▶ Exercise prompt: Pictures do not belong in the copy. Return all of the entries exactly.

▶ Material for this task:
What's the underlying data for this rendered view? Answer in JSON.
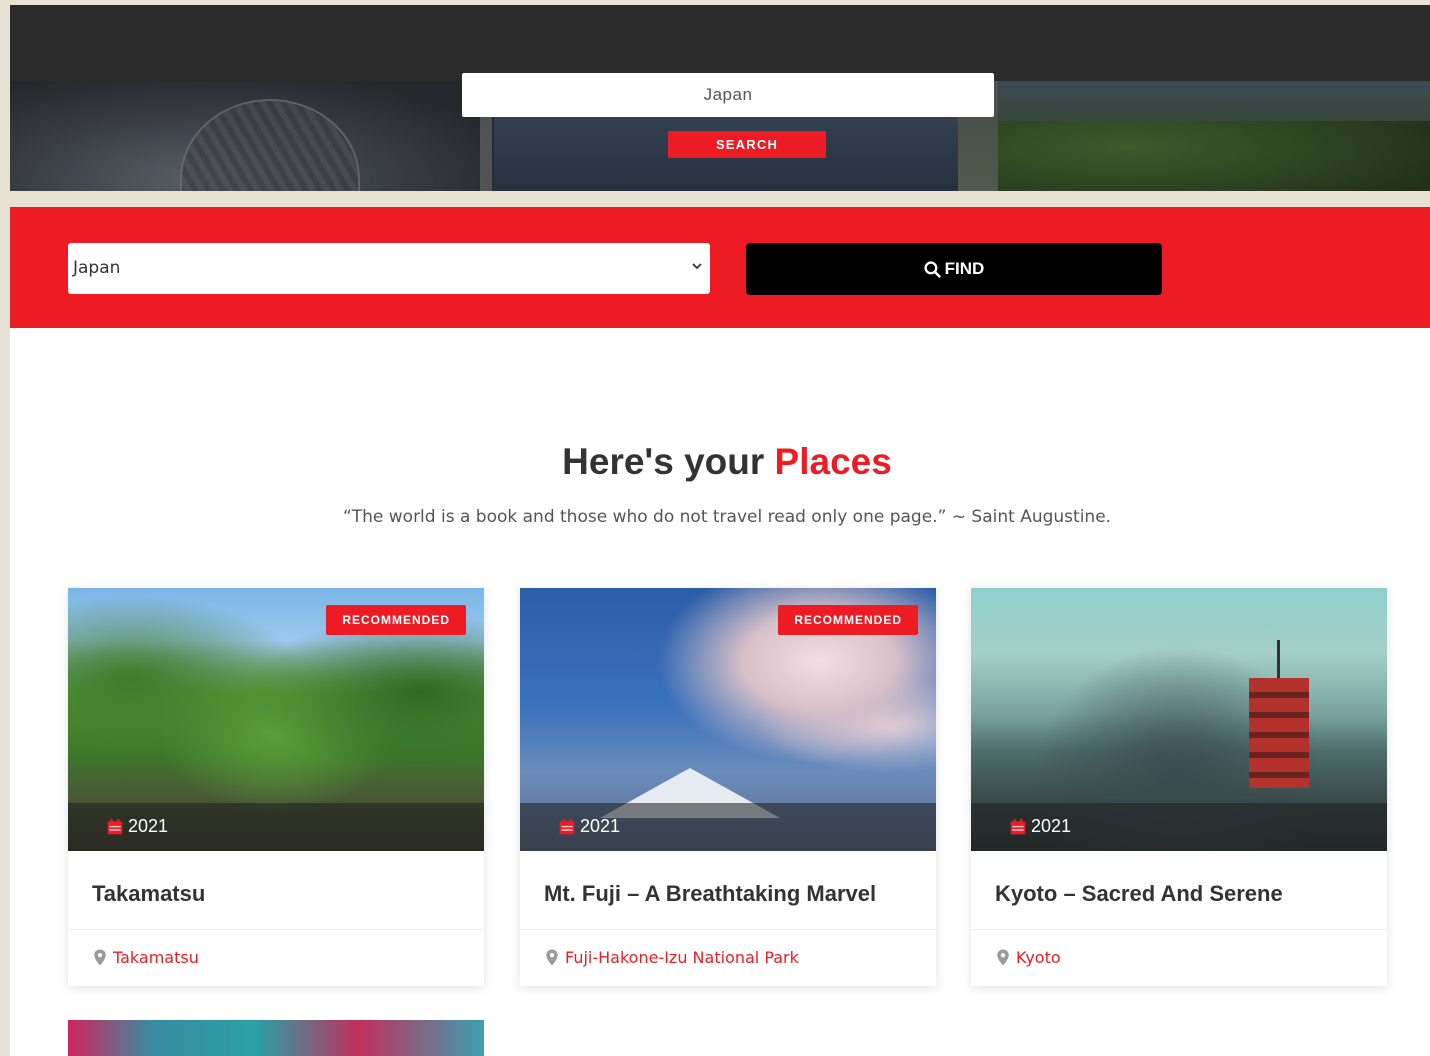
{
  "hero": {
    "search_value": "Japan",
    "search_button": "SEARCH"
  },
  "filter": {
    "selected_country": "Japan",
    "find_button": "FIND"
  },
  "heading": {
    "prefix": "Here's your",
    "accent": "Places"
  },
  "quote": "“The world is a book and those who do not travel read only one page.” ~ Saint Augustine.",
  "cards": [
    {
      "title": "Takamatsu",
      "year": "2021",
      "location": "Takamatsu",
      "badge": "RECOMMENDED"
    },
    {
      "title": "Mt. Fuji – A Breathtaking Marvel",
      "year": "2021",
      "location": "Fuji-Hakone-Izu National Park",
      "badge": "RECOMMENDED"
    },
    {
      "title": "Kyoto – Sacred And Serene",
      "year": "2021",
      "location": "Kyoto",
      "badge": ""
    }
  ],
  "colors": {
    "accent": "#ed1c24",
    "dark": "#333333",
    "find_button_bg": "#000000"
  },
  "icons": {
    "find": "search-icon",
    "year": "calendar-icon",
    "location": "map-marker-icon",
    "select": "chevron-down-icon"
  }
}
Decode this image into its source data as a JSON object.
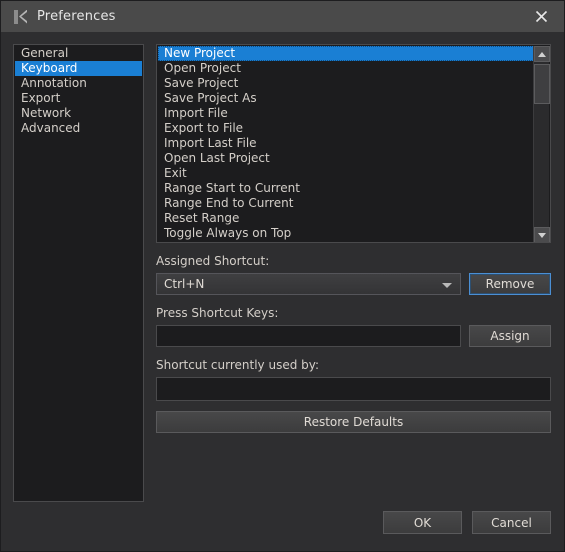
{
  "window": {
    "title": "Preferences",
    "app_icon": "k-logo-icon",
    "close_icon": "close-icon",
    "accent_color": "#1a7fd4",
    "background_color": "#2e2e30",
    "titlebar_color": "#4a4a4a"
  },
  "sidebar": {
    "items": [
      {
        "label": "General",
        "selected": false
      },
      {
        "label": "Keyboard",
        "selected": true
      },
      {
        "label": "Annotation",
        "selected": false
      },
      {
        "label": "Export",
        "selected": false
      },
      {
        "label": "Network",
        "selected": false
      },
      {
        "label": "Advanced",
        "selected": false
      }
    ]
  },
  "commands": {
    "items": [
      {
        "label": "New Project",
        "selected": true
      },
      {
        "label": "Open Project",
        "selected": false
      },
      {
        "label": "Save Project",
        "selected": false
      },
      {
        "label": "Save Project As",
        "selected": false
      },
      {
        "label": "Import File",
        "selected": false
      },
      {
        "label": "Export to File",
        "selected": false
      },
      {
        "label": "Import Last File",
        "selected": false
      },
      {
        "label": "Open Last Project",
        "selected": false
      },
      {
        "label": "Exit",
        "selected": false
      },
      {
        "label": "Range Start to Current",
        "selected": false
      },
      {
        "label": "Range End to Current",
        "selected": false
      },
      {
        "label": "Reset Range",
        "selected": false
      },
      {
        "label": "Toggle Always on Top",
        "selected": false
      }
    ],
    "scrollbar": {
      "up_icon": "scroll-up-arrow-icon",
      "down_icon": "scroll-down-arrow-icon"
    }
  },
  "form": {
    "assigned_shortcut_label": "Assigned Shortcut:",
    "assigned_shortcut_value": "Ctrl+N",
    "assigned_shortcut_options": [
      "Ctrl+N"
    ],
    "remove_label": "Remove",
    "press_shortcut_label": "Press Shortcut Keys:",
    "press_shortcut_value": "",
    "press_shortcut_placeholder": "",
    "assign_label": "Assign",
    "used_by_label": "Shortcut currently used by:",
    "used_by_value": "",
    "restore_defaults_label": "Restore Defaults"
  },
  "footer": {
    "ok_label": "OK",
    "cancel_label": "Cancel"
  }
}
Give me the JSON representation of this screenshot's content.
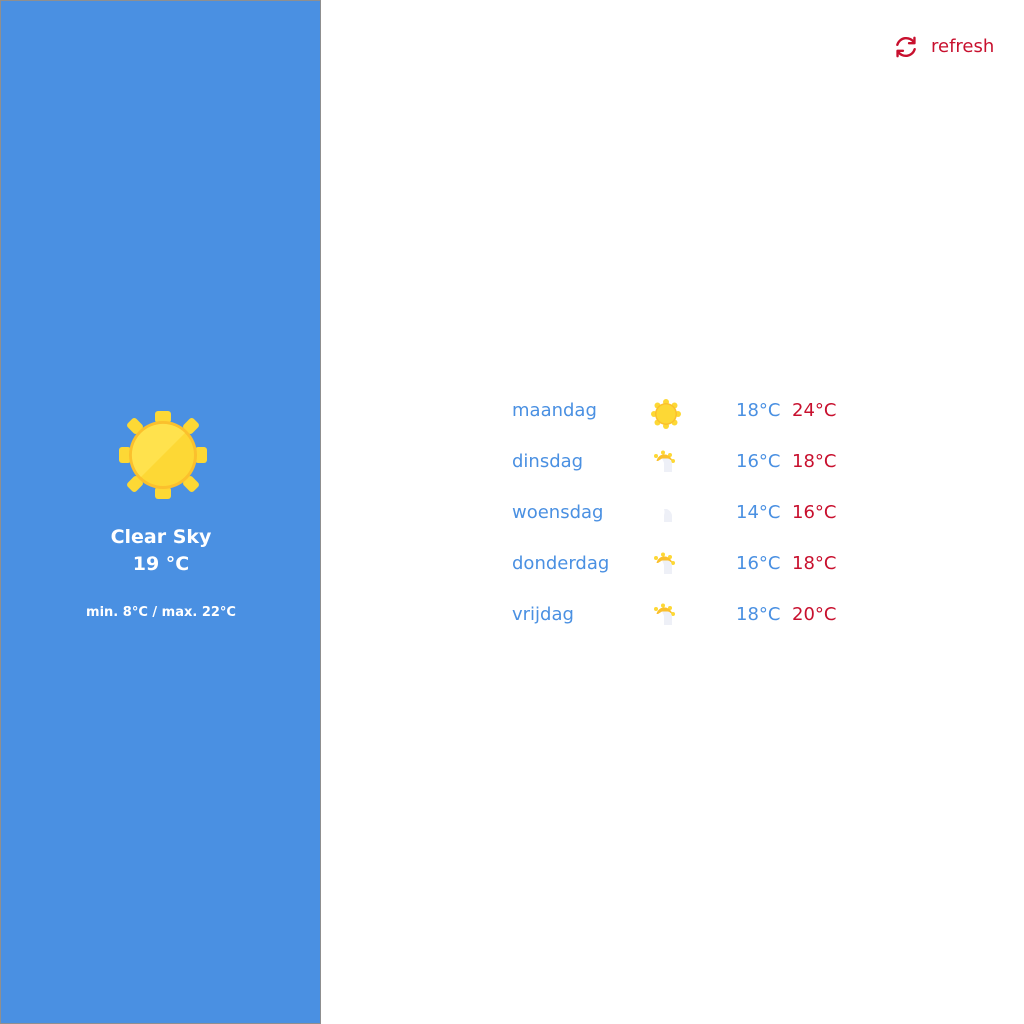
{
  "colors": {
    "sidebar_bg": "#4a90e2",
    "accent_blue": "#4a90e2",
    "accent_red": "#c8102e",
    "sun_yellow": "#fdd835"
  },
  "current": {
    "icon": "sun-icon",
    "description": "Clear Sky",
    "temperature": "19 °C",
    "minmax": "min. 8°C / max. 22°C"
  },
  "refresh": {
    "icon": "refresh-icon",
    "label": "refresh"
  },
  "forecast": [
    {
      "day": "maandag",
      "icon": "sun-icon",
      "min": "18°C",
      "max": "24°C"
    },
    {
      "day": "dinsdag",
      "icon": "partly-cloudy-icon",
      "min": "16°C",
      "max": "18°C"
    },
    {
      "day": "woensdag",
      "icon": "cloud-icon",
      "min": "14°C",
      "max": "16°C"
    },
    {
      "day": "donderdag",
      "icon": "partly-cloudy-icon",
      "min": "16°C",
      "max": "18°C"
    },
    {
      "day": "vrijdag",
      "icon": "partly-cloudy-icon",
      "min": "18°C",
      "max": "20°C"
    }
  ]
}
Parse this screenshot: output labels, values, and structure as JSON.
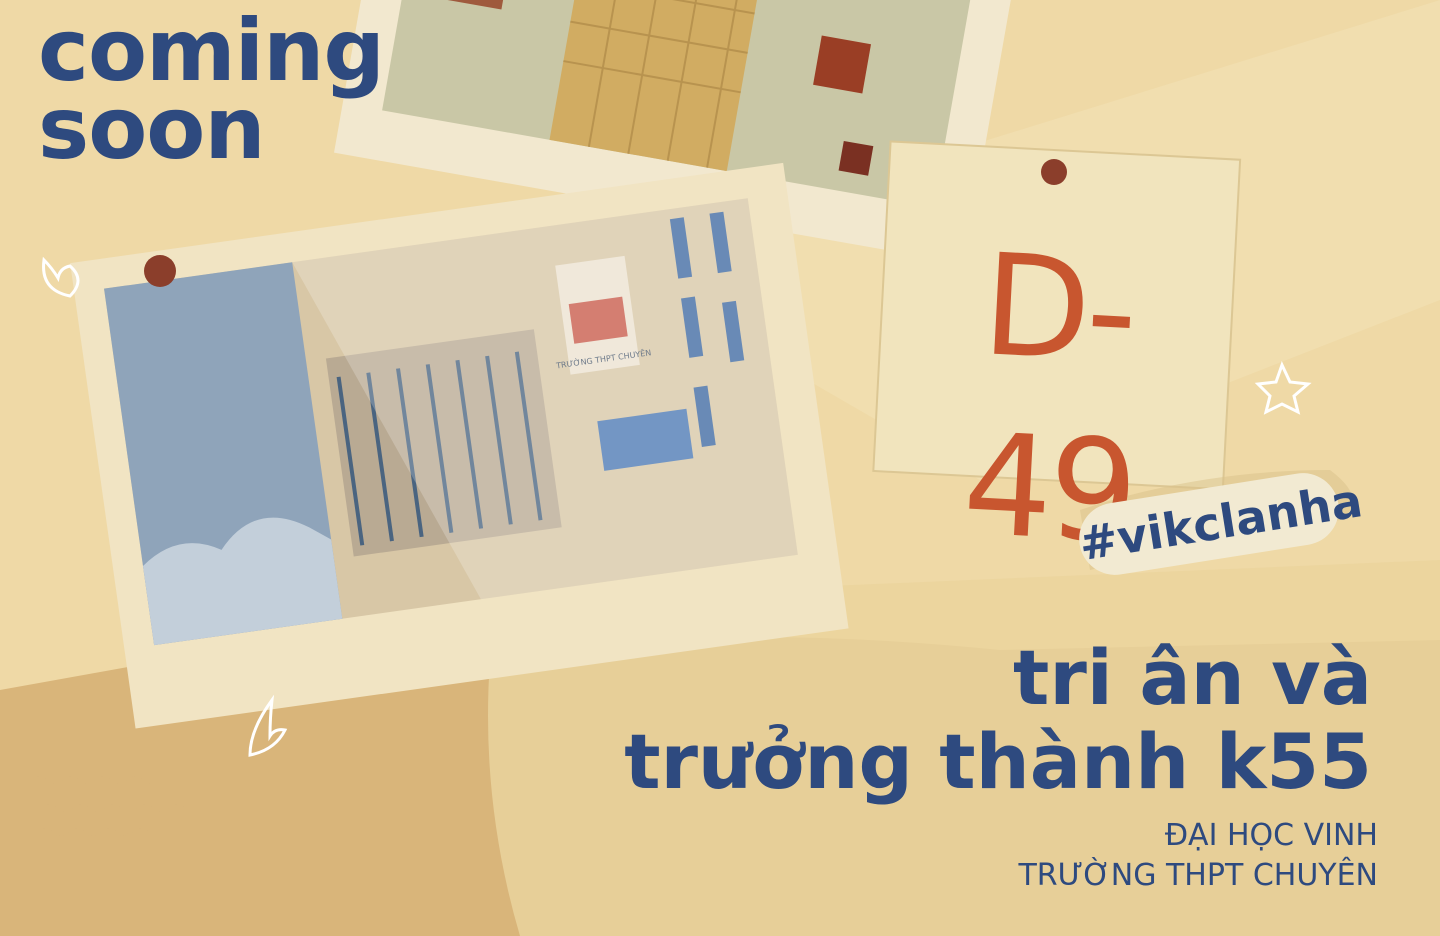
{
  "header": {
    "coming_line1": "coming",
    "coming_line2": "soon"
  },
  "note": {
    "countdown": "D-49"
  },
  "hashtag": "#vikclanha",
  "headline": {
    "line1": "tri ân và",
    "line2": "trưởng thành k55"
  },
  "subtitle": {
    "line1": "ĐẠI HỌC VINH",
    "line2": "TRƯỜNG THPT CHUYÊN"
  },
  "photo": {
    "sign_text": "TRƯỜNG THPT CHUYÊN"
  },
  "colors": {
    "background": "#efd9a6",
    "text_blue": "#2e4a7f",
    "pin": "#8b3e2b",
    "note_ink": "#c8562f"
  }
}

▶ Solved problem:
What's the underlying data for this rendered view? Answer in JSON.
{
  "hero": {
    "search_value": "Japan",
    "search_button": "SEARCH"
  },
  "filter": {
    "selected_country": "Japan",
    "find_button": "FIND"
  },
  "heading": {
    "prefix": "Here's your",
    "accent": "Places"
  },
  "quote": "“The world is a book and those who do not travel read only one page.” ~ Saint Augustine.",
  "cards": [
    {
      "title": "Takamatsu",
      "year": "2021",
      "location": "Takamatsu",
      "badge": "RECOMMENDED"
    },
    {
      "title": "Mt. Fuji – A Breathtaking Marvel",
      "year": "2021",
      "location": "Fuji-Hakone-Izu National Park",
      "badge": "RECOMMENDED"
    },
    {
      "title": "Kyoto – Sacred And Serene",
      "year": "2021",
      "location": "Kyoto",
      "badge": ""
    }
  ],
  "colors": {
    "accent": "#ed1c24",
    "dark": "#333333",
    "find_button_bg": "#000000"
  },
  "icons": {
    "find": "search-icon",
    "year": "calendar-icon",
    "location": "map-marker-icon",
    "select": "chevron-down-icon"
  }
}
Decode this image into its source data as a JSON object.
{
  "window": {
    "title": "Preferences",
    "app_icon": "k-logo-icon",
    "close_icon": "close-icon",
    "accent_color": "#1a7fd4",
    "background_color": "#2e2e30",
    "titlebar_color": "#4a4a4a"
  },
  "sidebar": {
    "items": [
      {
        "label": "General",
        "selected": false
      },
      {
        "label": "Keyboard",
        "selected": true
      },
      {
        "label": "Annotation",
        "selected": false
      },
      {
        "label": "Export",
        "selected": false
      },
      {
        "label": "Network",
        "selected": false
      },
      {
        "label": "Advanced",
        "selected": false
      }
    ]
  },
  "commands": {
    "items": [
      {
        "label": "New Project",
        "selected": true
      },
      {
        "label": "Open Project",
        "selected": false
      },
      {
        "label": "Save Project",
        "selected": false
      },
      {
        "label": "Save Project As",
        "selected": false
      },
      {
        "label": "Import File",
        "selected": false
      },
      {
        "label": "Export to File",
        "selected": false
      },
      {
        "label": "Import Last File",
        "selected": false
      },
      {
        "label": "Open Last Project",
        "selected": false
      },
      {
        "label": "Exit",
        "selected": false
      },
      {
        "label": "Range Start to Current",
        "selected": false
      },
      {
        "label": "Range End to Current",
        "selected": false
      },
      {
        "label": "Reset Range",
        "selected": false
      },
      {
        "label": "Toggle Always on Top",
        "selected": false
      }
    ],
    "scrollbar": {
      "up_icon": "scroll-up-arrow-icon",
      "down_icon": "scroll-down-arrow-icon"
    }
  },
  "form": {
    "assigned_shortcut_label": "Assigned Shortcut:",
    "assigned_shortcut_value": "Ctrl+N",
    "assigned_shortcut_options": [
      "Ctrl+N"
    ],
    "remove_label": "Remove",
    "press_shortcut_label": "Press Shortcut Keys:",
    "press_shortcut_value": "",
    "press_shortcut_placeholder": "",
    "assign_label": "Assign",
    "used_by_label": "Shortcut currently used by:",
    "used_by_value": "",
    "restore_defaults_label": "Restore Defaults"
  },
  "footer": {
    "ok_label": "OK",
    "cancel_label": "Cancel"
  }
}
Give me the JSON representation of this screenshot's content.
{
  "colors": {
    "sidebar_bg": "#4a90e2",
    "accent_blue": "#4a90e2",
    "accent_red": "#c8102e",
    "sun_yellow": "#fdd835"
  },
  "current": {
    "icon": "sun-icon",
    "description": "Clear Sky",
    "temperature": "19 °C",
    "minmax": "min. 8°C / max. 22°C"
  },
  "refresh": {
    "icon": "refresh-icon",
    "label": "refresh"
  },
  "forecast": [
    {
      "day": "maandag",
      "icon": "sun-icon",
      "min": "18°C",
      "max": "24°C"
    },
    {
      "day": "dinsdag",
      "icon": "partly-cloudy-icon",
      "min": "16°C",
      "max": "18°C"
    },
    {
      "day": "woensdag",
      "icon": "cloud-icon",
      "min": "14°C",
      "max": "16°C"
    },
    {
      "day": "donderdag",
      "icon": "partly-cloudy-icon",
      "min": "16°C",
      "max": "18°C"
    },
    {
      "day": "vrijdag",
      "icon": "partly-cloudy-icon",
      "min": "18°C",
      "max": "20°C"
    }
  ]
}
Parse this screenshot: output labels, values, and structure as JSON.
{
  "header": {
    "coming_line1": "coming",
    "coming_line2": "soon"
  },
  "note": {
    "countdown": "D-49"
  },
  "hashtag": "#vikclanha",
  "headline": {
    "line1": "tri ân và",
    "line2": "trưởng thành k55"
  },
  "subtitle": {
    "line1": "ĐẠI HỌC VINH",
    "line2": "TRƯỜNG THPT CHUYÊN"
  },
  "photo": {
    "sign_text": "TRƯỜNG THPT CHUYÊN"
  },
  "colors": {
    "background": "#efd9a6",
    "text_blue": "#2e4a7f",
    "pin": "#8b3e2b",
    "note_ink": "#c8562f"
  }
}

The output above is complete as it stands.